Go through the listing and pick out each line with the word "Contains" in it.

◇ ◇ ◇

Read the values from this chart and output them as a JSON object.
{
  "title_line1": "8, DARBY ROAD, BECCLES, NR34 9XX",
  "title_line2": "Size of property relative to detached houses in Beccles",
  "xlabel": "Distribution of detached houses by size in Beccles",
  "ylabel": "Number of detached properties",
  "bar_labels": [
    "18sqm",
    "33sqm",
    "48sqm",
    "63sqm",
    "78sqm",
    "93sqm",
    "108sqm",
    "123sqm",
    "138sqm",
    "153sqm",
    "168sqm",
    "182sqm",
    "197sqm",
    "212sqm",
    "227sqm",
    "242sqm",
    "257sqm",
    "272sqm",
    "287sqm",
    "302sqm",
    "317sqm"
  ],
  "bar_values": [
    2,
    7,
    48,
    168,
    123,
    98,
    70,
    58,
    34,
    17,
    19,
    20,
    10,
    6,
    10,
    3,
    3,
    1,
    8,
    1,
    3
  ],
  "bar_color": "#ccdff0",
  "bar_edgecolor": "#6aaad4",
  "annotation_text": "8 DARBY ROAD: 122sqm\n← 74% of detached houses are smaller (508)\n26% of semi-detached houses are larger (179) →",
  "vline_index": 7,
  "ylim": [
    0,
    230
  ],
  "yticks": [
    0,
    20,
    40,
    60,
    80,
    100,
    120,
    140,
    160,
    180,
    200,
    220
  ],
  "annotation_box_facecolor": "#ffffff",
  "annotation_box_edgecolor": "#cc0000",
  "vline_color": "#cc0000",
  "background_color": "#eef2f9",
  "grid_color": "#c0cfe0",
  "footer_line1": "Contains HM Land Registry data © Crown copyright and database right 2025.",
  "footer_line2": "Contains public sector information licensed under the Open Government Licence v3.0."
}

◇ ◇ ◇

*THE OUTPUT*
  "footer_line1": "Contains HM Land Registry data © Crown copyright and database right 2025.",
  "footer_line2": "Contains public sector information licensed under the Open Government Licence v3.0."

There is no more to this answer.